» Exercises:
A) Answer these questions using the passage on author and date elements:
(i) What checks may be performed to confirm the accuracy of the determined AUTHOR ELEMENT?
(ii) By what is DATE ELEMENT determined in DATE ELEMENT METHOD1?
(iii) Which method is DATE ELEMENT METHOD2 said to be analogous to?
B) Transcribe the passage on author and date elements from "In one embodiment, DATE ELEMENT is determined by the" to "DATE ELEMENT METHOD1.".
C) Go on with the passage on author and date elements, starting after its final sentence.

--- begin Text shown ---

In one embodiment, AUTHOR ELEMENT is determined by searching the element that matches special selectors that are known to match AUTHOR ELEMENT, may include, but is not limited to, “itemprop='author” and “.entry.entry-author”. If the web page contains only one element that matches one of these known selectors, the element is determined as AUTHOR ELEMENT. If more than one element is found, the first element found may either be taken as AUTHOR ELEMENT or as a mistake and ignored. Additional checks may be performed to ensure the accuracy of the determined AUTHOR ELEMENT, such as ensuring that it is visible and that its width and height exceed predefined thresholds. This method is analogous to CONTENT/TITLE ELEMENT METHOD2. This method hereinafter is referred to as AUTHOR ELEMENT METHOD2.
In one embodiment, DATE ELEMENT is determined by the predefined and user configured element identifier. This method is analogous to CONTENT/TITLE/AUTHOR ELEMENT METHOD1. This method hereinafter is referred to as DATE ELEMENT METHOD1.
In one embodiment, DATE ELEMENT is determined by searching for the element that matches special selectors that are known to match DATE ELEMENT, may include, but is not limited to, “itemprop=‘dateModified’”, “itemprop=‘datePublished’”, “time. datePublished”, “.article_datetime”, “.postmetadata.date”, “a[rel=author]”, “#author.authorname”, and “meta[name*=‘author’]”. If the web page contains only one element that matches one of these known selectors, the element is taken as DATE ELEMENT. If more than one element is found, the first element found may either be taken as DATE ELEMENT or as a mistake and ignored. Additional checks may be performed to ensure the accuracy of the determined DATE ELEMENT, such as ensuring that it is visible and that its width and height exceed predefined thresholds. This method is analogous to CONTENT/TITLE/AUTHOR ELEMENT METHOD2. This method hereinafter is referred to as DATE ELEMENT METHOD2.

--- end Text shown ---
--- begin Stored rows ---

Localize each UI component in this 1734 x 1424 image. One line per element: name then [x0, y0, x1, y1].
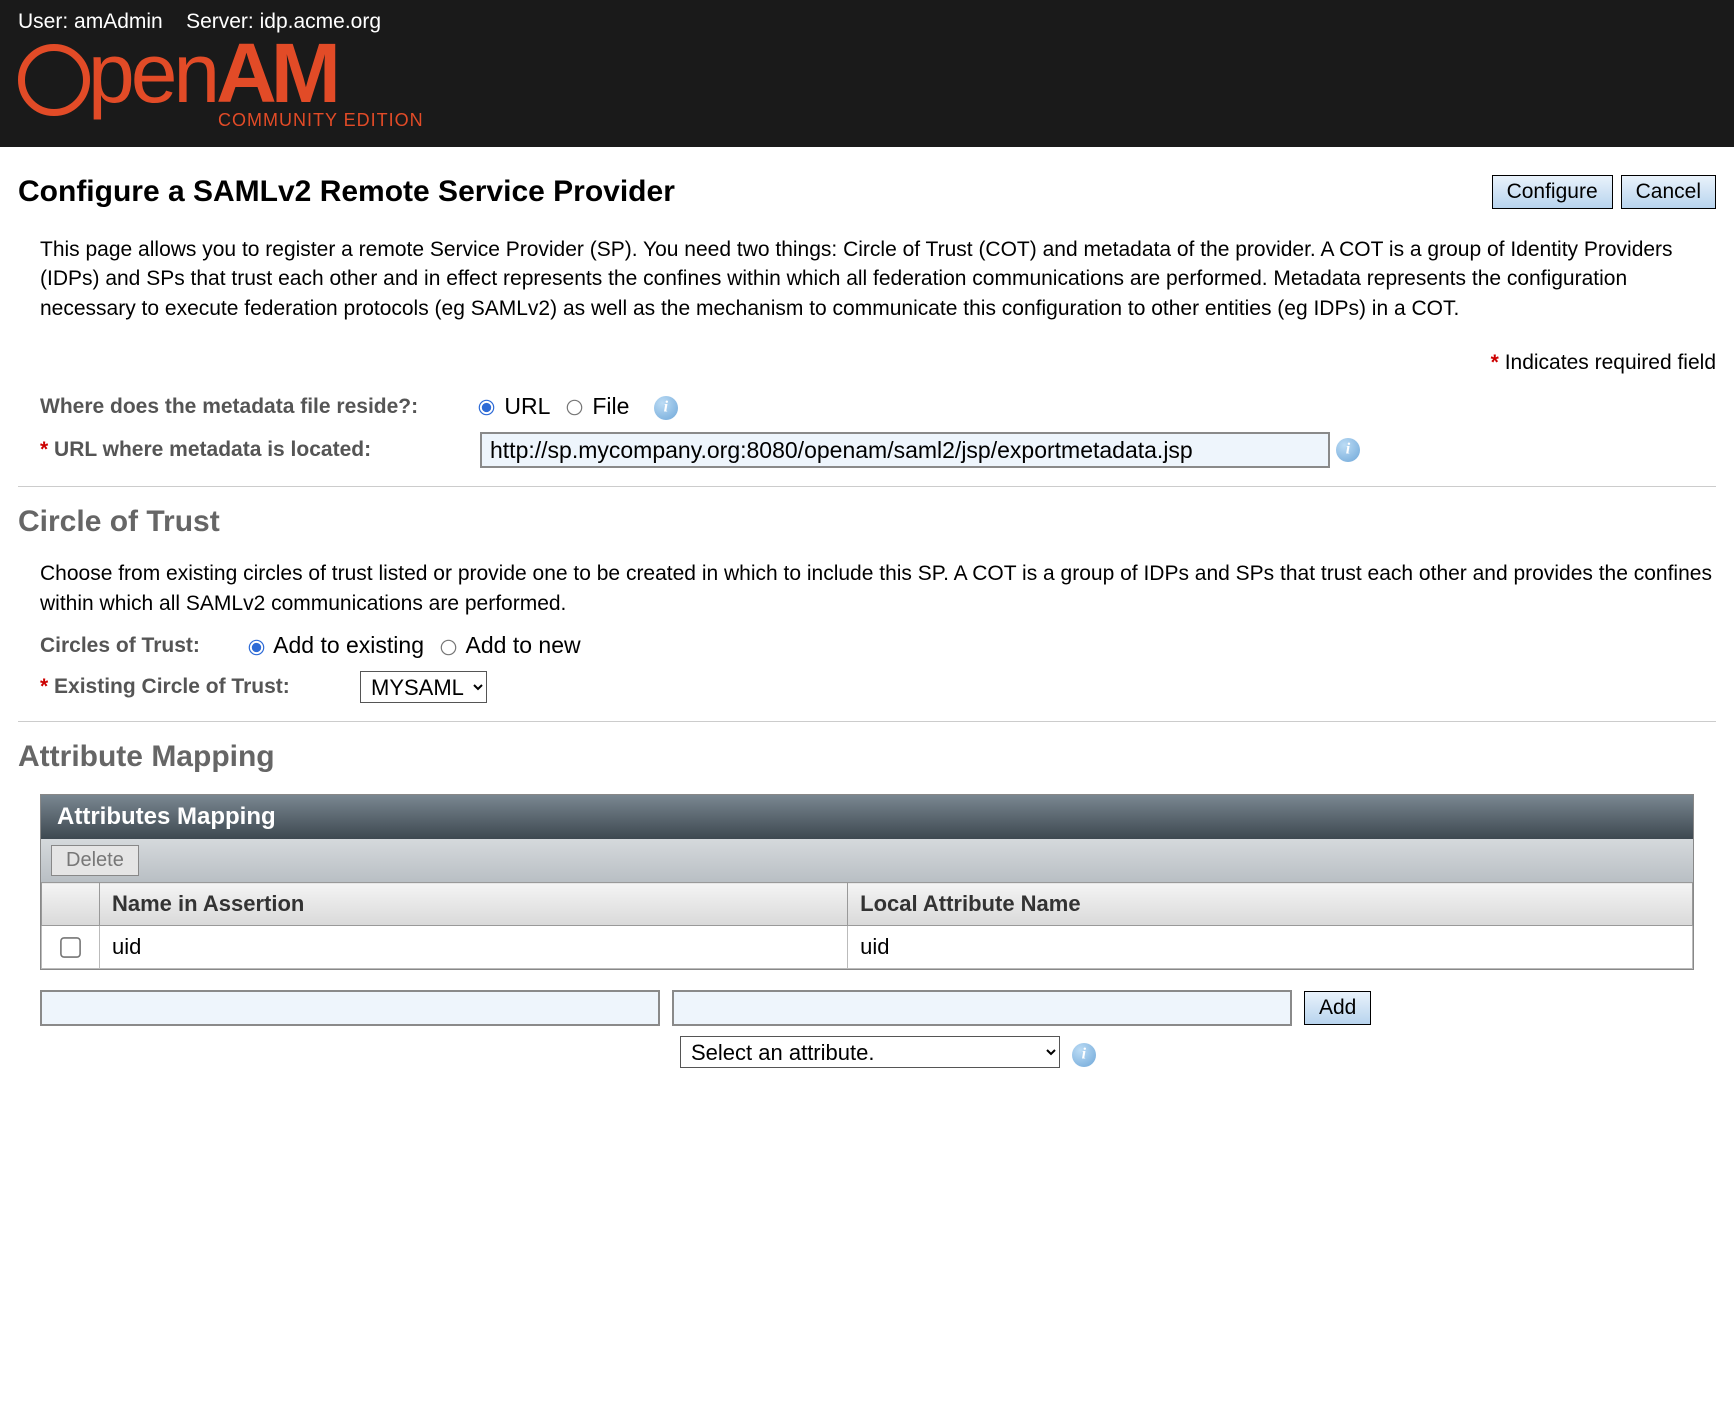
cot-existing-label: * Existing Circle of Trust: — [40, 675, 360, 699]
app-header: User: amAdmin Server: idp.acme.org penAM… — [0, 0, 1734, 147]
logo-am-text: AM — [216, 26, 335, 120]
metadata-file-label: File — [592, 393, 629, 419]
cot-existing-select[interactable]: MYSAML — [360, 671, 487, 703]
cot-add-existing-label: Add to existing — [273, 632, 424, 658]
mapping-panel: Attributes Mapping Delete Name in Assert… — [40, 794, 1694, 970]
cot-radio-group: Add to existing Add to new — [250, 632, 593, 659]
metadata-url-field-label-text: URL where metadata is located: — [54, 438, 371, 461]
cot-add-existing-option[interactable]: Add to existing — [250, 632, 430, 658]
configure-button[interactable]: Configure — [1492, 175, 1613, 209]
mapping-assertion-input[interactable] — [40, 990, 660, 1026]
metadata-file-radio[interactable] — [567, 400, 583, 416]
divider — [18, 721, 1716, 722]
row-local: uid — [848, 926, 1693, 969]
required-star-icon: * — [40, 438, 48, 461]
info-icon[interactable] — [654, 396, 678, 420]
intro-text: This page allows you to register a remot… — [40, 235, 1716, 323]
cot-existing-label-text: Existing Circle of Trust: — [54, 675, 290, 698]
title-row: Configure a SAMLv2 Remote Service Provid… — [18, 175, 1716, 209]
cot-existing-row: * Existing Circle of Trust: MYSAML — [40, 671, 1716, 703]
row-assertion: uid — [100, 926, 848, 969]
mapping-local-input[interactable] — [672, 990, 1292, 1026]
attribute-select[interactable]: Select an attribute. — [680, 1036, 1060, 1068]
required-note: * Indicates required field — [18, 351, 1716, 375]
row-checkbox[interactable] — [60, 937, 81, 958]
cot-add-new-radio[interactable] — [441, 639, 457, 655]
logo-subtitle: COMMUNITY EDITION — [218, 110, 424, 131]
required-star-icon: * — [1491, 351, 1499, 374]
mapping-panel-title: Attributes Mapping — [41, 795, 1693, 839]
metadata-url-field-label: * URL where metadata is located: — [40, 438, 480, 462]
mapping-heading: Attribute Mapping — [18, 740, 1716, 774]
page-title: Configure a SAMLv2 Remote Service Provid… — [18, 175, 675, 209]
metadata-url-option[interactable]: URL — [480, 393, 556, 419]
mapping-panel-toolbar: Delete — [41, 839, 1693, 882]
required-note-text: Indicates required field — [1505, 351, 1716, 374]
user-label: User: — [18, 10, 68, 33]
metadata-url-label: URL — [504, 393, 549, 419]
mapping-col-assertion: Name in Assertion — [100, 883, 848, 926]
logo-open-text: pen — [88, 26, 216, 120]
info-icon[interactable] — [1072, 1043, 1096, 1067]
mapping-col-check — [42, 883, 100, 926]
mapping-add-row: Add — [40, 990, 1694, 1026]
cot-add-new-label: Add to new — [466, 632, 581, 658]
action-buttons: Configure Cancel — [1492, 175, 1716, 209]
metadata-location-row: Where does the metadata file reside?: UR… — [40, 393, 1716, 420]
metadata-where-label: Where does the metadata file reside?: — [40, 395, 480, 419]
divider — [18, 486, 1716, 487]
metadata-radio-group: URL File — [480, 393, 678, 420]
mapping-select-row: Select an attribute. — [40, 1036, 1694, 1068]
page-content: Configure a SAMLv2 Remote Service Provid… — [0, 147, 1734, 1108]
cot-add-new-option[interactable]: Add to new — [442, 632, 580, 658]
table-row: uid uid — [42, 926, 1693, 969]
cot-label: Circles of Trust: — [40, 634, 250, 658]
cot-add-existing-radio[interactable] — [249, 639, 265, 655]
logo: penAM COMMUNITY EDITION — [18, 36, 1716, 131]
info-icon[interactable] — [1336, 438, 1360, 462]
metadata-url-radio[interactable] — [479, 400, 495, 416]
delete-button[interactable]: Delete — [51, 845, 139, 876]
required-star-icon: * — [40, 675, 48, 698]
metadata-file-option[interactable]: File — [568, 393, 636, 419]
metadata-url-row: * URL where metadata is located: — [40, 432, 1716, 468]
mapping-table: Name in Assertion Local Attribute Name u… — [41, 882, 1693, 969]
logo-o-icon — [18, 44, 90, 116]
cancel-button[interactable]: Cancel — [1621, 175, 1716, 209]
cot-heading: Circle of Trust — [18, 505, 1716, 539]
cot-desc: Choose from existing circles of trust li… — [40, 559, 1716, 618]
cot-radio-row: Circles of Trust: Add to existing Add to… — [40, 632, 1716, 659]
add-button[interactable]: Add — [1304, 991, 1371, 1025]
mapping-col-local: Local Attribute Name — [848, 883, 1693, 926]
metadata-url-input[interactable] — [480, 432, 1330, 468]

--- end Stored rows ---

» Response list:
A)
(i) Checks that the element is visible and that its width and height exceed predefined thresholds.
(ii) By the predefined and user configured element identifier.
(iii) CONTENT/TITLE/AUTHOR ELEMENT METHOD2.

B)
In one embodiment, DATE ELEMENT is determined by the predefined and user configured element identifier. This method is analogous to CONTENT/TITLE/AUTHOR ELEMENT METHOD1. This method hereinafter is referred to as DATE ELEMENT METHOD1.

C)
In one embodiment, DATE ELEMENT is determined by validating that the element's text conforms to known popular first names and last names.
In one embodiment, DATE ELEMENT is determined by validating that the element's text conforms to known date formats, may including, but is not limited to, ISO 8601, DD/MM/YYYY, DD-MMM-YYYY, and Month, Day, Year.
When the elements that represent major information of web pages are determined, the area that these elements occupy is merged to generate ORIGINAL AREA. In one embodiment, ORIGINAL AREA is generated in following way:
An element may have significant white space that does not contain any information and may be omitted. This may include padding, margins, or borders on the left, right, top, or bottom sides of the element or its child elements; or empty grid spaces if the element is laid out using a grid. In one embodiment, the white spaces of some of these elements are excluded before merging.
TITLE ELEMENT may also contain white space to its left and right. If TITLE ELEMENT does not contain any child elements, the width of its text node may be taken as its width; if TITLE ELEMENT contains exactly one child element and does not contain a text node, the left and right edges of its child may be taken as the left and right edges of TITLE ELEMENT. If TITLE ELEMENT contains several child elements, the left edge of the child element furthest to the left may be taken as the left edge of TITLE ELEMENT and the right edge of the child element furthest to the right may be taken as the right edge of TITLE ELEMENT.
Some of the four identified elements of significance may contain another, in which case the contained element does not need to participate in the merge operation. A particularly notable example of this is that CONTENT ELEMENT often contains TITLE ELEMENT.
Users may choose TARGET AREA according to personal preferences. If the user does not, a predefined area may be taken as the default value for TARGET AREA, such as the viewport of the web page. A user interface may be created to allow users to manually select TARGET AREA by simply dragging the mouse.
In one embodiment, when fitting, padding is set around ORIGINAL AREA on the left, right, top, or bottom sides. Padding values may be set as fixed values or may be modified manually by users.
After ORIGINAL AREA is generated and TARGET AREA is selected, ORIGINAL AREA will need to be fitted to TARGET AREA. Fitting comprises two steps: zooming in, and repositioning.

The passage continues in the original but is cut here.